Directions for this task
Exactly as written, retype the lines that run from the line holding "Read out every word on this page." through the end of the records below. Do not include pictures.

^^^^^^^^^^^^^^^^

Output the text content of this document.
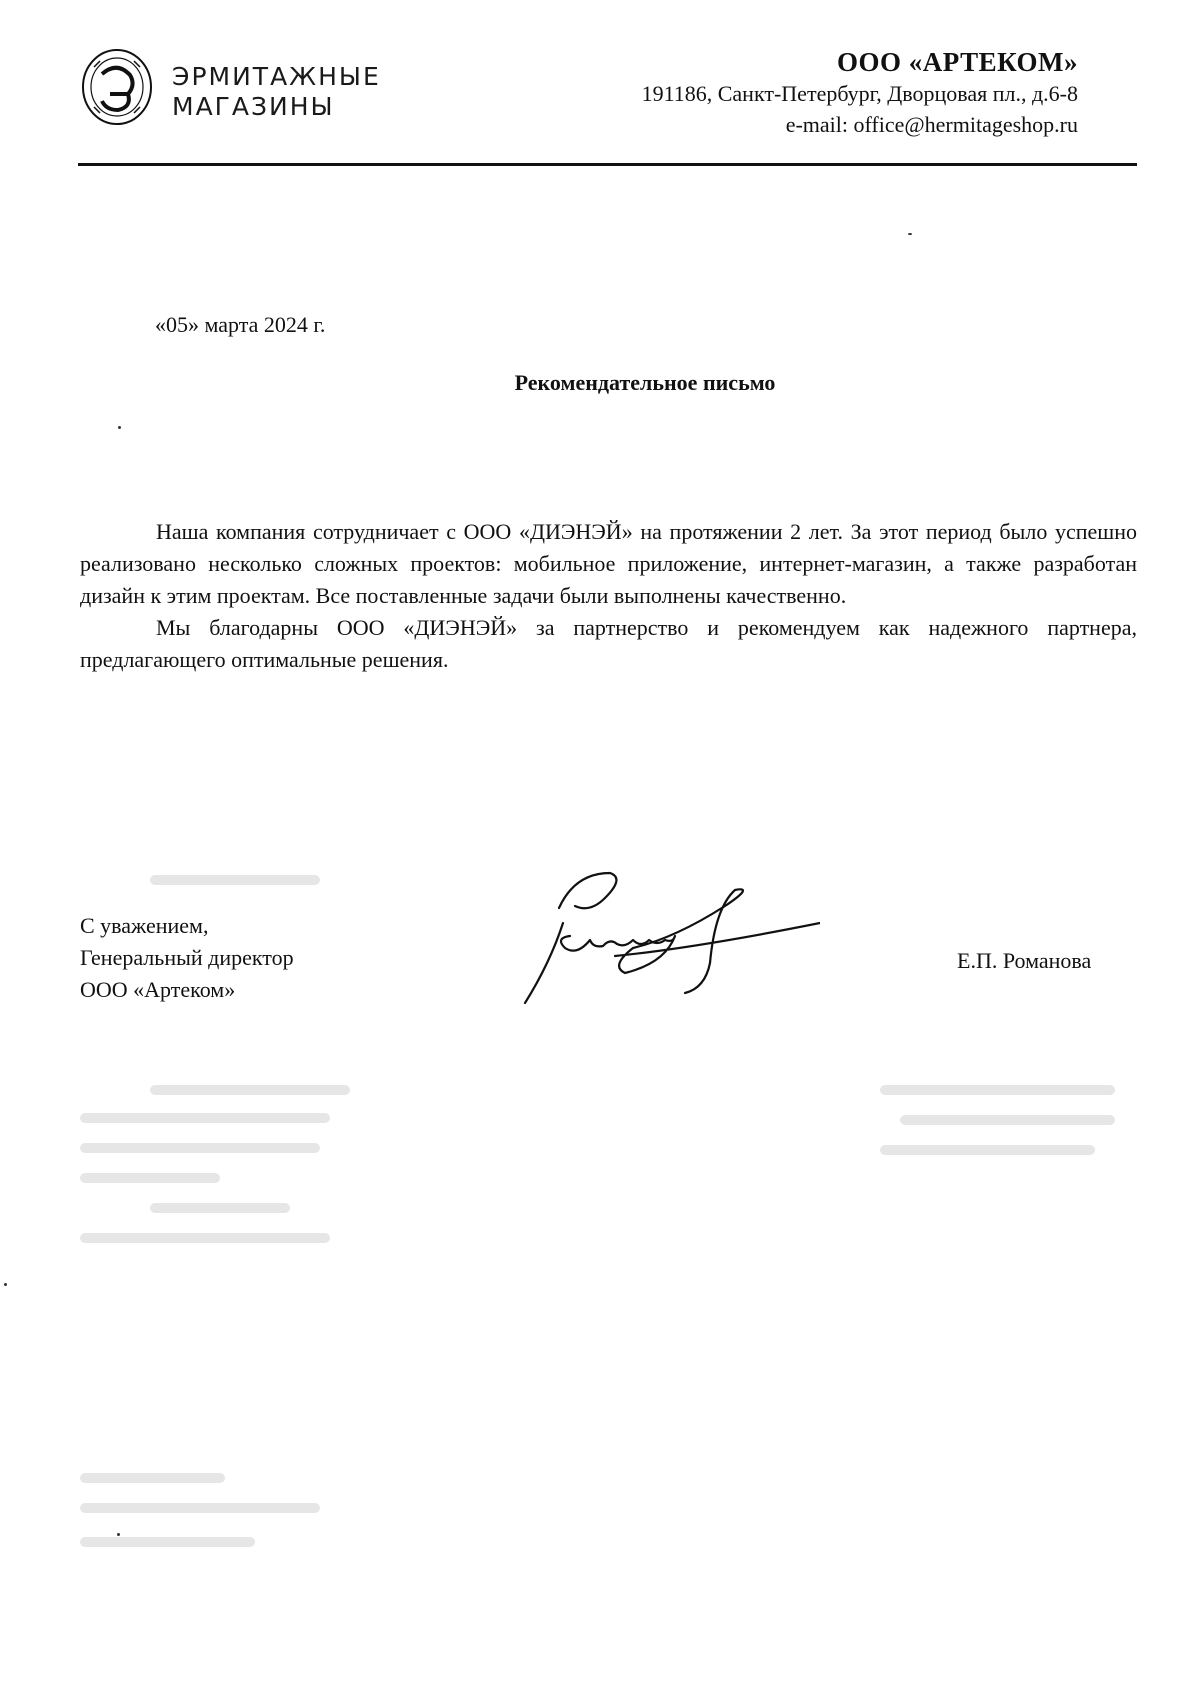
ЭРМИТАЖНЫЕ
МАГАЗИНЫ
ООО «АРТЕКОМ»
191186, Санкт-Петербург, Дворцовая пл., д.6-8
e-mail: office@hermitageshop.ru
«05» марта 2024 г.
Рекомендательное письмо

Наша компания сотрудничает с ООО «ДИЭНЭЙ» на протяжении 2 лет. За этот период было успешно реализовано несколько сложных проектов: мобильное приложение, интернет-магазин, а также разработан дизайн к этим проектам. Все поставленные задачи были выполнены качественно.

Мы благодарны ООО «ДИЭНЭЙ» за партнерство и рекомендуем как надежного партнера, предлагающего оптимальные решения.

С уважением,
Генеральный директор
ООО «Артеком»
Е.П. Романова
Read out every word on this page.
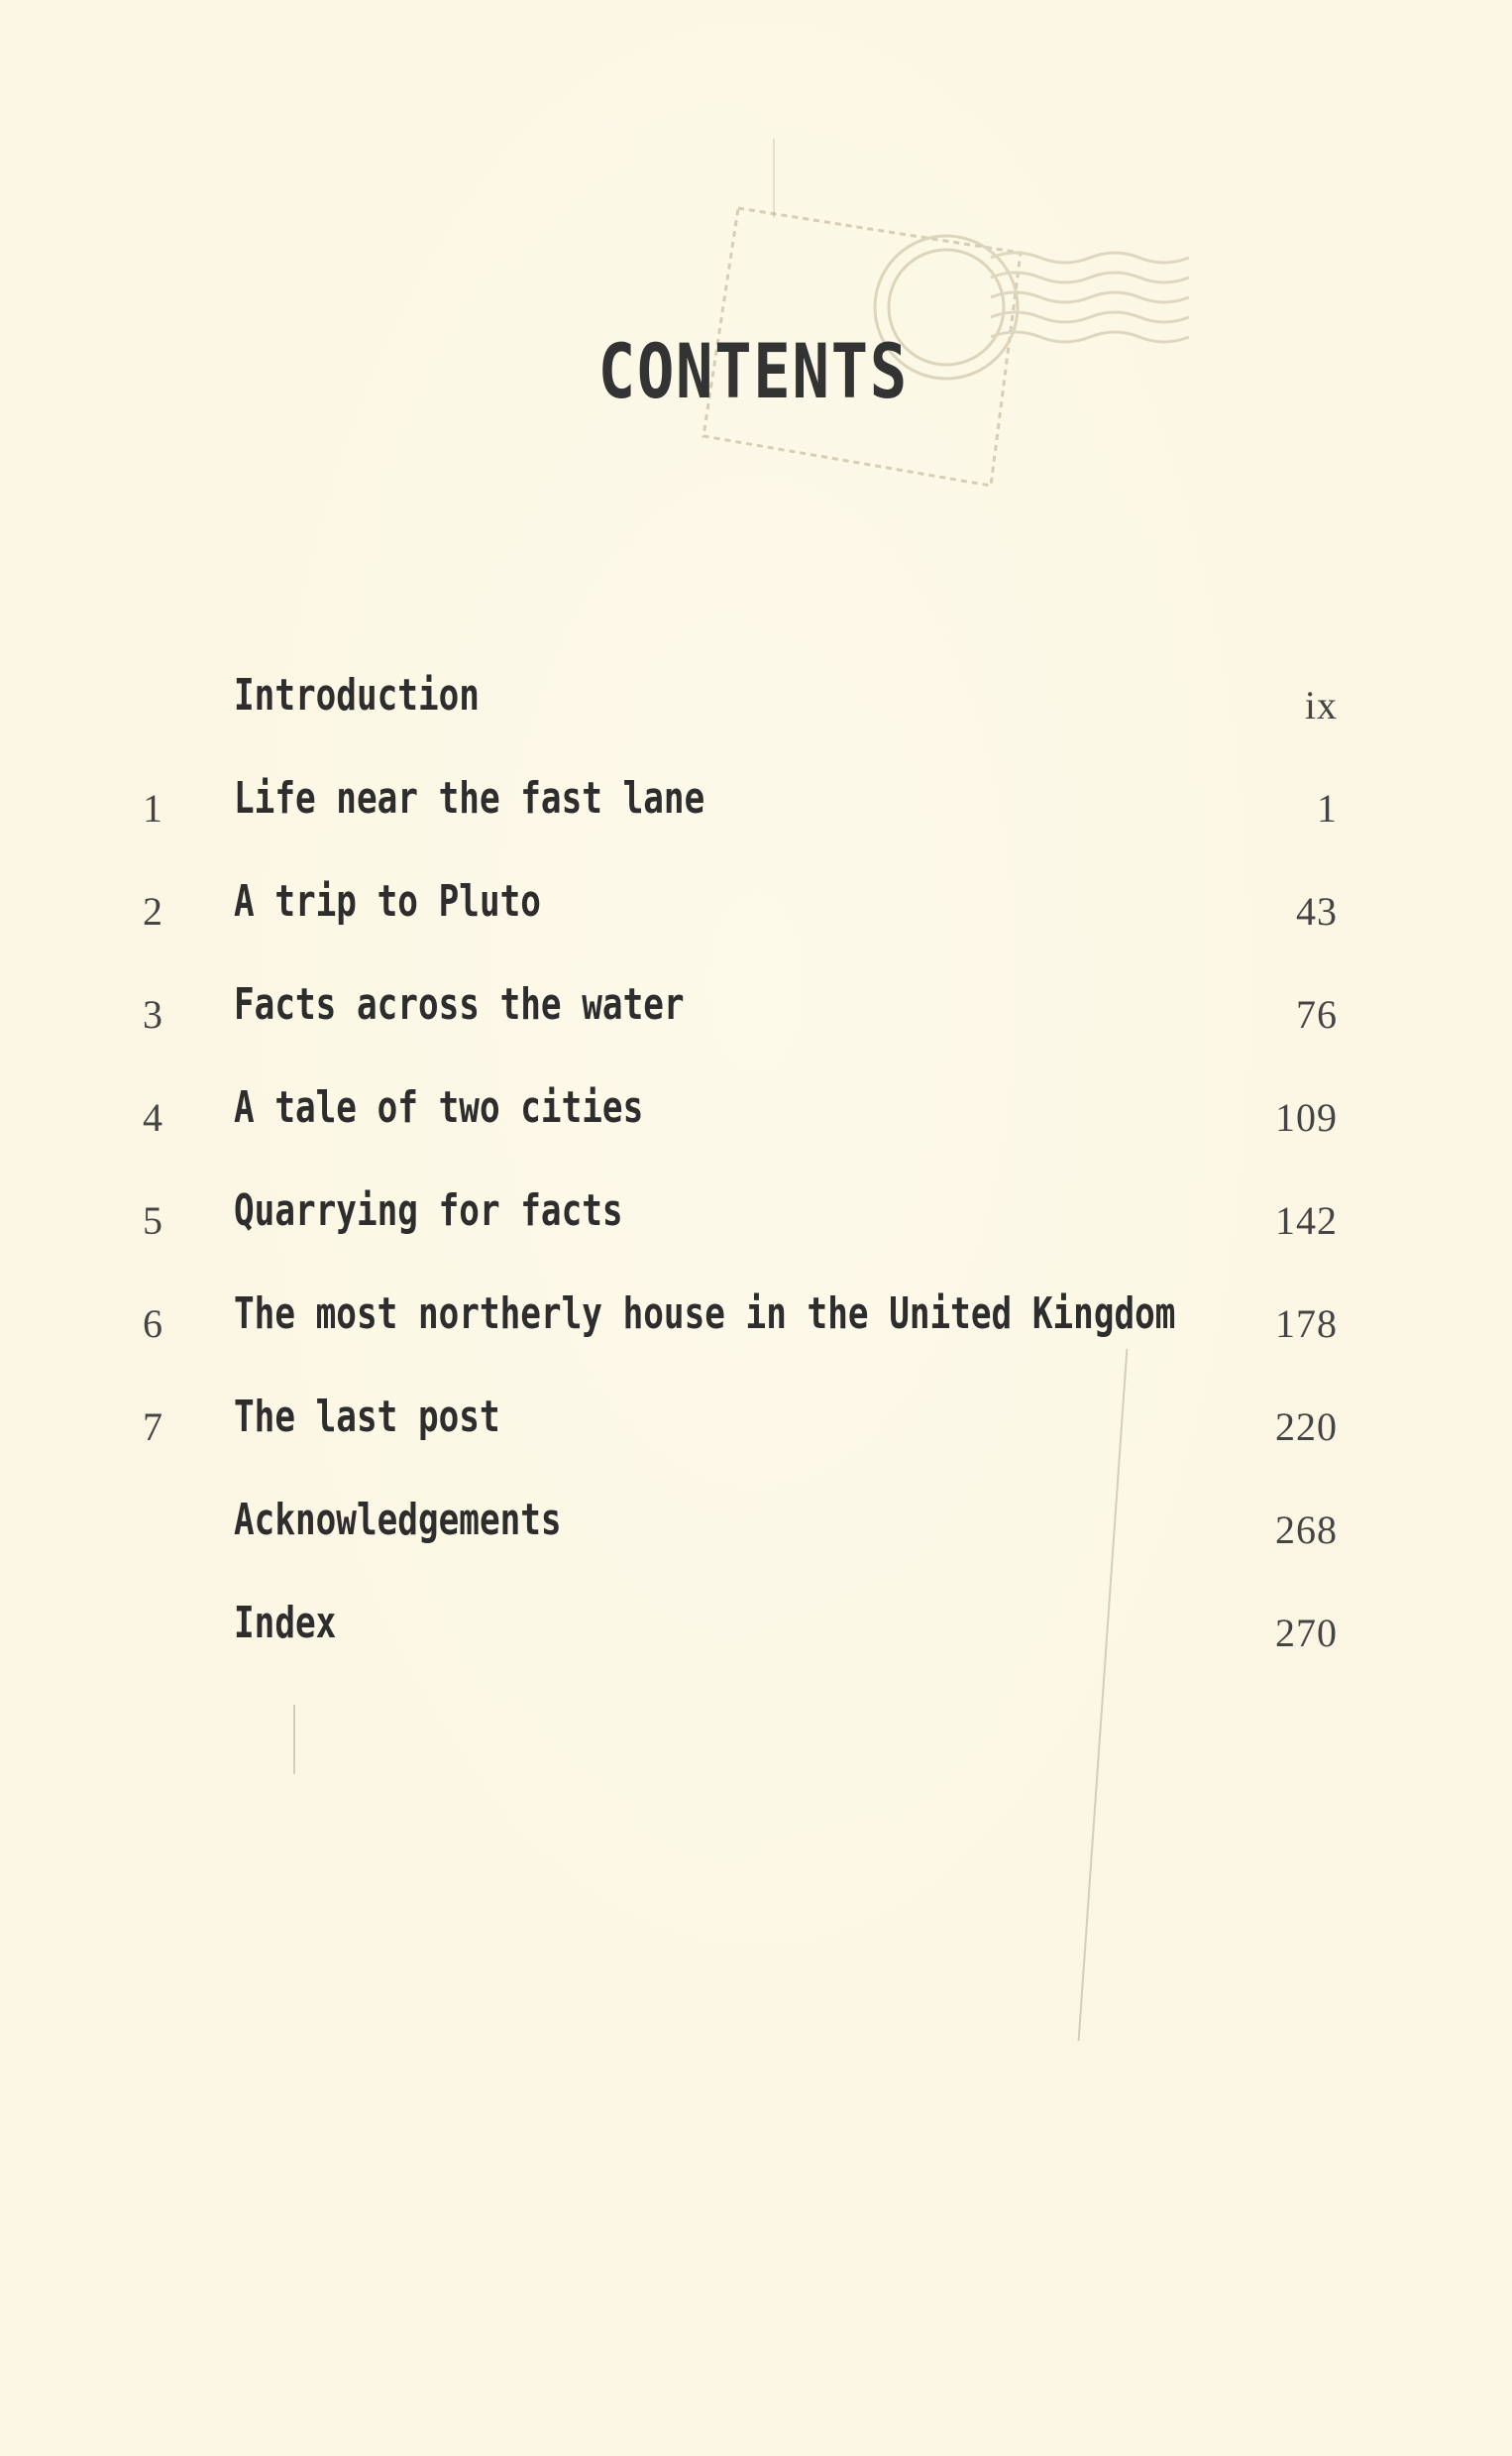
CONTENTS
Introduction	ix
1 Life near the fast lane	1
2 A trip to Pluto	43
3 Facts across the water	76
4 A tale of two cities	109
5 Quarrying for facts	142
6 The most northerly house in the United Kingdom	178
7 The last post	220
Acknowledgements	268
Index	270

^^^^^^^^^^^^^^^^

Output for this exercise
Read out every word on this page.
CONTENTS
Introduction	ix
1 Life near the fast lane	1
2 A trip to Pluto	43
3 Facts across the water	76
4 A tale of two cities	109
5 Quarrying for facts	142
6 The most northerly house in the United Kingdom	178
7 The last post	220
Acknowledgements	268
Index	270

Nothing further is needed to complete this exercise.